>> Start Record extracts
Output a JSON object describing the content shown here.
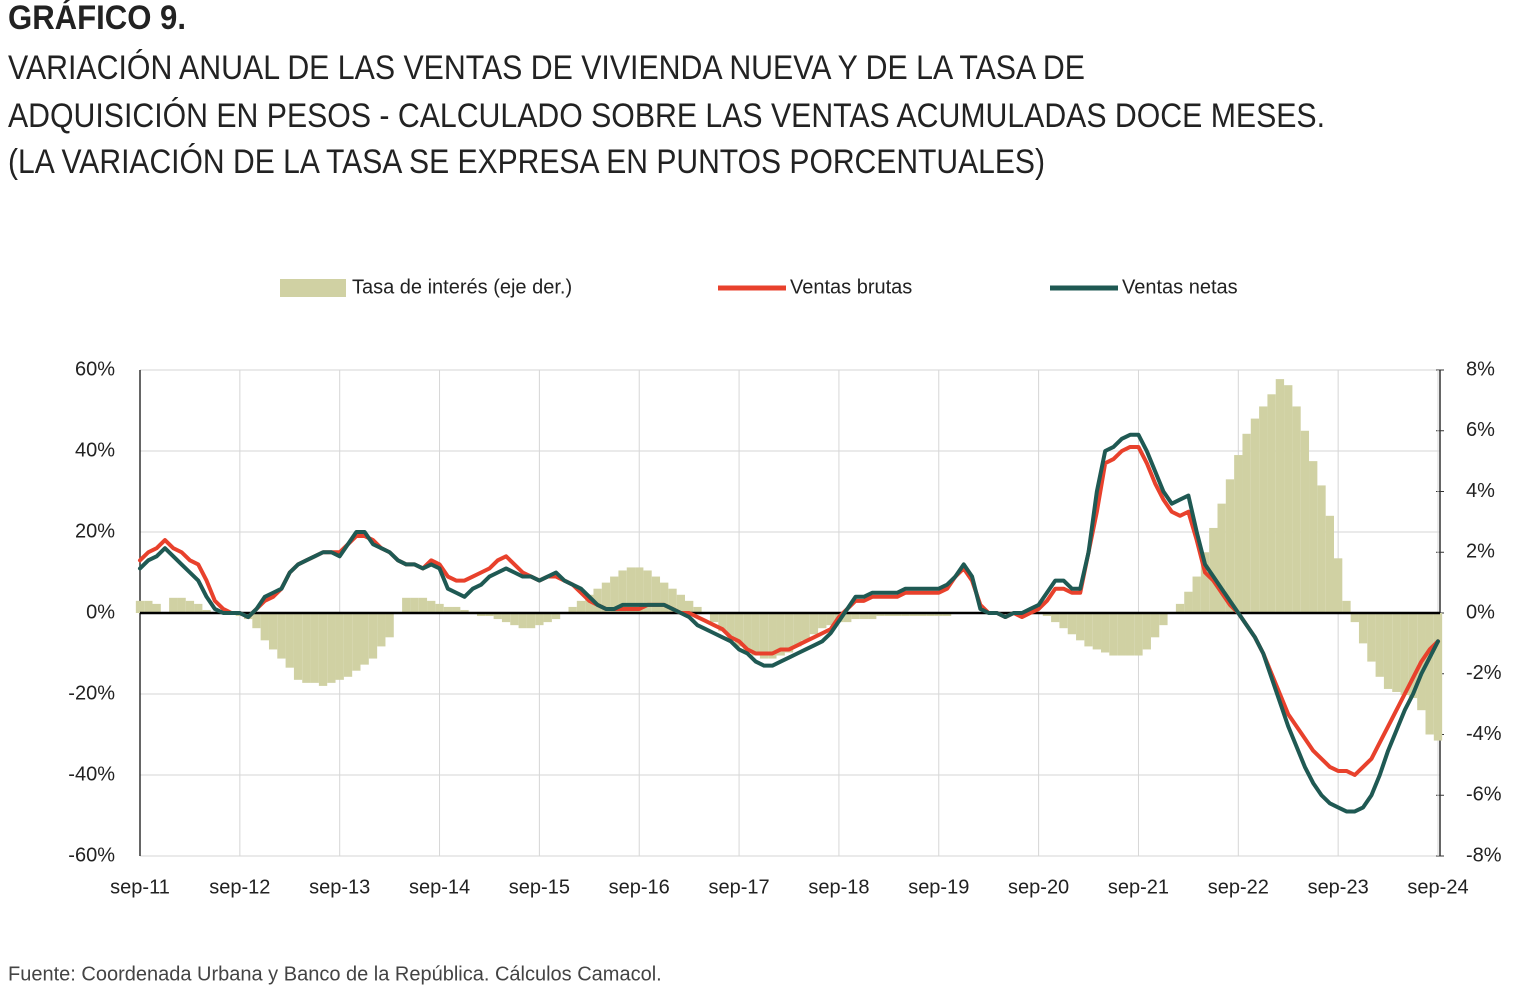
{
  "chart_data": {
    "type": "line",
    "title": "GRÁFICO 9.",
    "subtitle": [
      "VARIACIÓN ANUAL DE LAS VENTAS DE VIVIENDA NUEVA Y DE LA TASA DE",
      "ADQUISICIÓN EN PESOS - CALCULADO SOBRE LAS VENTAS ACUMULADAS DOCE MESES.",
      "(LA VARIACIÓN DE LA TASA SE EXPRESA EN PUNTOS PORCENTUALES)"
    ],
    "source": "Fuente: Coordenada Urbana y Banco de la República. Cálculos Camacol.",
    "categories": [
      "sep-11",
      null,
      null,
      null,
      null,
      null,
      null,
      null,
      null,
      null,
      null,
      null,
      "sep-12",
      null,
      null,
      null,
      null,
      null,
      null,
      null,
      null,
      null,
      null,
      null,
      "sep-13",
      null,
      null,
      null,
      null,
      null,
      null,
      null,
      null,
      null,
      null,
      null,
      "sep-14",
      null,
      null,
      null,
      null,
      null,
      null,
      null,
      null,
      null,
      null,
      null,
      "sep-15",
      null,
      null,
      null,
      null,
      null,
      null,
      null,
      null,
      null,
      null,
      null,
      "sep-16",
      null,
      null,
      null,
      null,
      null,
      null,
      null,
      null,
      null,
      null,
      null,
      "sep-17",
      null,
      null,
      null,
      null,
      null,
      null,
      null,
      null,
      null,
      null,
      null,
      "sep-18",
      null,
      null,
      null,
      null,
      null,
      null,
      null,
      null,
      null,
      null,
      null,
      "sep-19",
      null,
      null,
      null,
      null,
      null,
      null,
      null,
      null,
      null,
      null,
      null,
      "sep-20",
      null,
      null,
      null,
      null,
      null,
      null,
      null,
      null,
      null,
      null,
      null,
      "sep-21",
      null,
      null,
      null,
      null,
      null,
      null,
      null,
      null,
      null,
      null,
      null,
      "sep-22",
      null,
      null,
      null,
      null,
      null,
      null,
      null,
      null,
      null,
      null,
      null,
      "sep-23",
      null,
      null,
      null,
      null,
      null,
      null,
      null,
      null,
      null,
      null,
      null,
      "sep-24"
    ],
    "series": [
      {
        "name": "Tasa de interés (eje der.)",
        "type": "bar",
        "axis": "y2",
        "color": "#d0d1a3",
        "values": [
          0.4,
          0.4,
          0.3,
          0,
          0.5,
          0.5,
          0.4,
          0.3,
          0.1,
          0,
          0,
          0,
          -0.1,
          -0.2,
          -0.5,
          -0.9,
          -1.2,
          -1.5,
          -1.8,
          -2.2,
          -2.3,
          -2.3,
          -2.4,
          -2.3,
          -2.2,
          -2.1,
          -1.9,
          -1.7,
          -1.5,
          -1.1,
          -0.8,
          0,
          0.5,
          0.5,
          0.5,
          0.4,
          0.3,
          0.2,
          0.2,
          0.1,
          0,
          -0.1,
          -0.1,
          -0.2,
          -0.3,
          -0.4,
          -0.5,
          -0.5,
          -0.4,
          -0.3,
          -0.2,
          0,
          0.2,
          0.4,
          0.6,
          0.8,
          1.0,
          1.2,
          1.4,
          1.5,
          1.5,
          1.4,
          1.2,
          1.0,
          0.8,
          0.6,
          0.4,
          0.2,
          0,
          -0.3,
          -0.6,
          -0.9,
          -1.1,
          -1.3,
          -1.4,
          -1.5,
          -1.5,
          -1.4,
          -1.3,
          -1.1,
          -0.9,
          -0.7,
          -0.5,
          -0.4,
          -0.3,
          -0.3,
          -0.2,
          -0.2,
          -0.2,
          -0.1,
          -0.1,
          -0.1,
          -0.1,
          -0.1,
          -0.1,
          -0.1,
          -0.1,
          -0.1,
          0,
          0,
          0,
          0,
          0,
          0,
          0,
          0,
          0,
          0,
          0,
          -0.1,
          -0.3,
          -0.5,
          -0.7,
          -0.9,
          -1.1,
          -1.2,
          -1.3,
          -1.4,
          -1.4,
          -1.4,
          -1.4,
          -1.2,
          -0.8,
          -0.4,
          0,
          0.3,
          0.7,
          1.2,
          2.0,
          2.8,
          3.6,
          4.4,
          5.2,
          5.9,
          6.4,
          6.8,
          7.2,
          7.7,
          7.5,
          6.8,
          6.0,
          5.0,
          4.2,
          3.2,
          1.8,
          0.4,
          -0.3,
          -1.0,
          -1.6,
          -2.1,
          -2.5,
          -2.6,
          -2.7,
          -2.8,
          -3.2,
          -4.0,
          -4.2
        ]
      },
      {
        "name": "Ventas brutas",
        "type": "line",
        "color": "#e8412c",
        "values": [
          13,
          15,
          16,
          18,
          16,
          15,
          13,
          12,
          8,
          3,
          1,
          0,
          0,
          -1,
          1,
          3,
          4,
          6,
          10,
          12,
          13,
          14,
          15,
          15,
          15,
          17,
          19,
          19,
          18,
          16,
          15,
          13,
          12,
          12,
          11,
          13,
          12,
          9,
          8,
          8,
          9,
          10,
          11,
          13,
          14,
          12,
          10,
          9,
          8,
          9,
          9,
          8,
          7,
          5,
          3,
          2,
          1,
          1,
          1,
          1,
          1,
          2,
          2,
          2,
          1,
          0,
          0,
          -1,
          -2,
          -3,
          -4,
          -6,
          -7,
          -9,
          -10,
          -10,
          -10,
          -9,
          -9,
          -8,
          -7,
          -6,
          -5,
          -4,
          -1,
          1,
          3,
          3,
          4,
          4,
          4,
          4,
          5,
          5,
          5,
          5,
          5,
          6,
          9,
          11,
          8,
          2,
          0,
          0,
          -1,
          0,
          -1,
          0,
          1,
          3,
          6,
          6,
          5,
          5,
          15,
          25,
          37,
          38,
          40,
          41,
          41,
          37,
          32,
          28,
          25,
          24,
          25,
          18,
          10,
          8,
          5,
          2,
          0,
          -3,
          -6,
          -10,
          -15,
          -20,
          -25,
          -28,
          -31,
          -34,
          -36,
          -38,
          -39,
          -39,
          -40,
          -38,
          -36,
          -32,
          -28,
          -24,
          -20,
          -16,
          -12,
          -9,
          -7
        ]
      },
      {
        "name": "Ventas netas",
        "type": "line",
        "color": "#1f5953",
        "values": [
          11,
          13,
          14,
          16,
          14,
          12,
          10,
          8,
          4,
          1,
          0,
          0,
          0,
          -1,
          1,
          4,
          5,
          6,
          10,
          12,
          13,
          14,
          15,
          15,
          14,
          17,
          20,
          20,
          17,
          16,
          15,
          13,
          12,
          12,
          11,
          12,
          11,
          6,
          5,
          4,
          6,
          7,
          9,
          10,
          11,
          10,
          9,
          9,
          8,
          9,
          10,
          8,
          7,
          6,
          4,
          2,
          1,
          1,
          2,
          2,
          2,
          2,
          2,
          2,
          1,
          0,
          -1,
          -3,
          -4,
          -5,
          -6,
          -7,
          -9,
          -10,
          -12,
          -13,
          -13,
          -12,
          -11,
          -10,
          -9,
          -8,
          -7,
          -5,
          -2,
          1,
          4,
          4,
          5,
          5,
          5,
          5,
          6,
          6,
          6,
          6,
          6,
          7,
          9,
          12,
          9,
          1,
          0,
          0,
          -1,
          0,
          0,
          1,
          2,
          5,
          8,
          8,
          6,
          6,
          15,
          30,
          40,
          41,
          43,
          44,
          44,
          40,
          35,
          30,
          27,
          28,
          29,
          20,
          12,
          9,
          6,
          3,
          0,
          -3,
          -6,
          -10,
          -16,
          -22,
          -28,
          -33,
          -38,
          -42,
          -45,
          -47,
          -48,
          -49,
          -49,
          -48,
          -45,
          -40,
          -34,
          -29,
          -24,
          -20,
          -15,
          -11,
          -7
        ]
      }
    ],
    "ylim": [
      -60,
      60
    ],
    "yticks": [
      {
        "value": -60,
        "label": "-60%"
      },
      {
        "value": -40,
        "label": "-40%"
      },
      {
        "value": -20,
        "label": "-20%"
      },
      {
        "value": 0,
        "label": "0%"
      },
      {
        "value": 20,
        "label": "20%"
      },
      {
        "value": 40,
        "label": "40%"
      },
      {
        "value": 60,
        "label": "60%"
      }
    ],
    "y2lim": [
      -8,
      8
    ],
    "y2ticks": [
      {
        "value": -8,
        "label": "-8%"
      },
      {
        "value": -6,
        "label": "-6%"
      },
      {
        "value": -4,
        "label": "-4%"
      },
      {
        "value": -2,
        "label": "-2%"
      },
      {
        "value": 0,
        "label": "0%"
      },
      {
        "value": 2,
        "label": "2%"
      },
      {
        "value": 4,
        "label": "4%"
      },
      {
        "value": 6,
        "label": "6%"
      },
      {
        "value": 8,
        "label": "8%"
      }
    ],
    "grid": true,
    "legend": "top"
  }
}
>> End Record extracts
=== Work to complete ===
Across the material above, count every line holding "VARIACIÓN" and write down only the number.

=== Result of this exercise ===
2